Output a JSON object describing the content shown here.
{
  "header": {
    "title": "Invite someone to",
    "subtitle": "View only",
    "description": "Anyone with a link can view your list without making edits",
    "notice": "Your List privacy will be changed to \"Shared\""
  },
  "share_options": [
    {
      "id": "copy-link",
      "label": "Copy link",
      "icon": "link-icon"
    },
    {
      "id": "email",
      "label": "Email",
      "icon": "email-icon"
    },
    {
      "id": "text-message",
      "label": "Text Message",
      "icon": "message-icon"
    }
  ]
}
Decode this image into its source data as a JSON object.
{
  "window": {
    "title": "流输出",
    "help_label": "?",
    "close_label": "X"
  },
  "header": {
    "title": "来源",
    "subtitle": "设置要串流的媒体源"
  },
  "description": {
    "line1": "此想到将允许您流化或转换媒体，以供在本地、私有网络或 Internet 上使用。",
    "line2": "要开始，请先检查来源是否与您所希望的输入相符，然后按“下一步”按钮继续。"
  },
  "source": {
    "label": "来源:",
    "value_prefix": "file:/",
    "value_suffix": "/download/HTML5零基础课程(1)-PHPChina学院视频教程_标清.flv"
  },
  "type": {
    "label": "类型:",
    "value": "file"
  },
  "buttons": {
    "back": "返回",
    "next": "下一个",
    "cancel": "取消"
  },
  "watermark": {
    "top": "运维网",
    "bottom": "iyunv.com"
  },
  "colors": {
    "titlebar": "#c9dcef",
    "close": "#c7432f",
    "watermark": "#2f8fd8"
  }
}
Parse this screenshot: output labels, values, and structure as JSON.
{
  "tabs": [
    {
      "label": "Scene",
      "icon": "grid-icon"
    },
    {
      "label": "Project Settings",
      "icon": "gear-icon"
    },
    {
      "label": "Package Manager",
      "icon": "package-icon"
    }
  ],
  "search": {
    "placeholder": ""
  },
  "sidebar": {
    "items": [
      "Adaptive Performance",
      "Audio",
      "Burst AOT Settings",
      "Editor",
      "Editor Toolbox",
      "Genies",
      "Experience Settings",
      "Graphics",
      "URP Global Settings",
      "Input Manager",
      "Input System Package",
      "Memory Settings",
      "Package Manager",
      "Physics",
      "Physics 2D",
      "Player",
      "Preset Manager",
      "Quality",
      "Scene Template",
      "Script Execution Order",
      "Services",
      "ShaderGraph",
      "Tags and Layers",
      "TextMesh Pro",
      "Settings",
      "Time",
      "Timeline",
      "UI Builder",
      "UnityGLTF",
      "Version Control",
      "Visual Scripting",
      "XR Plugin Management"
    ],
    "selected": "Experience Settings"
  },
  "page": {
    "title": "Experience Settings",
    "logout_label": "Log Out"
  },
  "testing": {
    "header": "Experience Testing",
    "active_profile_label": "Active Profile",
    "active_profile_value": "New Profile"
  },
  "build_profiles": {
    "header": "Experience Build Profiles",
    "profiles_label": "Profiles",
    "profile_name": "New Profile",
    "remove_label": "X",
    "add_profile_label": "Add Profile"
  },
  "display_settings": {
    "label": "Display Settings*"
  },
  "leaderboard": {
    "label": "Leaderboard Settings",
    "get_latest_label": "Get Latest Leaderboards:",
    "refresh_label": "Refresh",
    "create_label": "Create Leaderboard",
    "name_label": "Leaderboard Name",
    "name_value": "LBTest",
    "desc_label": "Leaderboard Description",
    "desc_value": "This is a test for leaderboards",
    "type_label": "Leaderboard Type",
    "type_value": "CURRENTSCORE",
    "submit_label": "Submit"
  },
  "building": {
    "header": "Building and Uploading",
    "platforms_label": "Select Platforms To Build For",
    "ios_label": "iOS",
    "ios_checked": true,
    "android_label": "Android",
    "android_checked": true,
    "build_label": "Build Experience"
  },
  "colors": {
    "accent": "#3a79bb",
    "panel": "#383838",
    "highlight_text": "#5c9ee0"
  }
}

■ ■ ■

### Instruction
Write down every line of the data exactly as it appears above.

### Response
Output a JSON object describing the content shown here.
{
  "header": {
    "title": "Invite someone to",
    "subtitle": "View only",
    "description": "Anyone with a link can view your list without making edits",
    "notice": "Your List privacy will be changed to \"Shared\""
  },
  "share_options": [
    {
      "id": "copy-link",
      "label": "Copy link",
      "icon": "link-icon"
    },
    {
      "id": "email",
      "label": "Email",
      "icon": "email-icon"
    },
    {
      "id": "text-message",
      "label": "Text Message",
      "icon": "message-icon"
    }
  ]
}
Decode this image into its source data as a JSON object.
{
  "window": {
    "title": "流输出",
    "help_label": "?",
    "close_label": "X"
  },
  "header": {
    "title": "来源",
    "subtitle": "设置要串流的媒体源"
  },
  "description": {
    "line1": "此想到将允许您流化或转换媒体，以供在本地、私有网络或 Internet 上使用。",
    "line2": "要开始，请先检查来源是否与您所希望的输入相符，然后按“下一步”按钮继续。"
  },
  "source": {
    "label": "来源:",
    "value_prefix": "file:/",
    "value_suffix": "/download/HTML5零基础课程(1)-PHPChina学院视频教程_标清.flv"
  },
  "type": {
    "label": "类型:",
    "value": "file"
  },
  "buttons": {
    "back": "返回",
    "next": "下一个",
    "cancel": "取消"
  },
  "watermark": {
    "top": "运维网",
    "bottom": "iyunv.com"
  },
  "colors": {
    "titlebar": "#c9dcef",
    "close": "#c7432f",
    "watermark": "#2f8fd8"
  }
}
Parse this screenshot: output labels, values, and structure as JSON.
{
  "tabs": [
    {
      "label": "Scene",
      "icon": "grid-icon"
    },
    {
      "label": "Project Settings",
      "icon": "gear-icon"
    },
    {
      "label": "Package Manager",
      "icon": "package-icon"
    }
  ],
  "search": {
    "placeholder": ""
  },
  "sidebar": {
    "items": [
      "Adaptive Performance",
      "Audio",
      "Burst AOT Settings",
      "Editor",
      "Editor Toolbox",
      "Genies",
      "Experience Settings",
      "Graphics",
      "URP Global Settings",
      "Input Manager",
      "Input System Package",
      "Memory Settings",
      "Package Manager",
      "Physics",
      "Physics 2D",
      "Player",
      "Preset Manager",
      "Quality",
      "Scene Template",
      "Script Execution Order",
      "Services",
      "ShaderGraph",
      "Tags and Layers",
      "TextMesh Pro",
      "Settings",
      "Time",
      "Timeline",
      "UI Builder",
      "UnityGLTF",
      "Version Control",
      "Visual Scripting",
      "XR Plugin Management"
    ],
    "selected": "Experience Settings"
  },
  "page": {
    "title": "Experience Settings",
    "logout_label": "Log Out"
  },
  "testing": {
    "header": "Experience Testing",
    "active_profile_label": "Active Profile",
    "active_profile_value": "New Profile"
  },
  "build_profiles": {
    "header": "Experience Build Profiles",
    "profiles_label": "Profiles",
    "profile_name": "New Profile",
    "remove_label": "X",
    "add_profile_label": "Add Profile"
  },
  "display_settings": {
    "label": "Display Settings*"
  },
  "leaderboard": {
    "label": "Leaderboard Settings",
    "get_latest_label": "Get Latest Leaderboards:",
    "refresh_label": "Refresh",
    "create_label": "Create Leaderboard",
    "name_label": "Leaderboard Name",
    "name_value": "LBTest",
    "desc_label": "Leaderboard Description",
    "desc_value": "This is a test for leaderboards",
    "type_label": "Leaderboard Type",
    "type_value": "CURRENTSCORE",
    "submit_label": "Submit"
  },
  "building": {
    "header": "Building and Uploading",
    "platforms_label": "Select Platforms To Build For",
    "ios_label": "iOS",
    "ios_checked": true,
    "android_label": "Android",
    "android_checked": true,
    "build_label": "Build Experience"
  },
  "colors": {
    "accent": "#3a79bb",
    "panel": "#383838",
    "highlight_text": "#5c9ee0"
  }
}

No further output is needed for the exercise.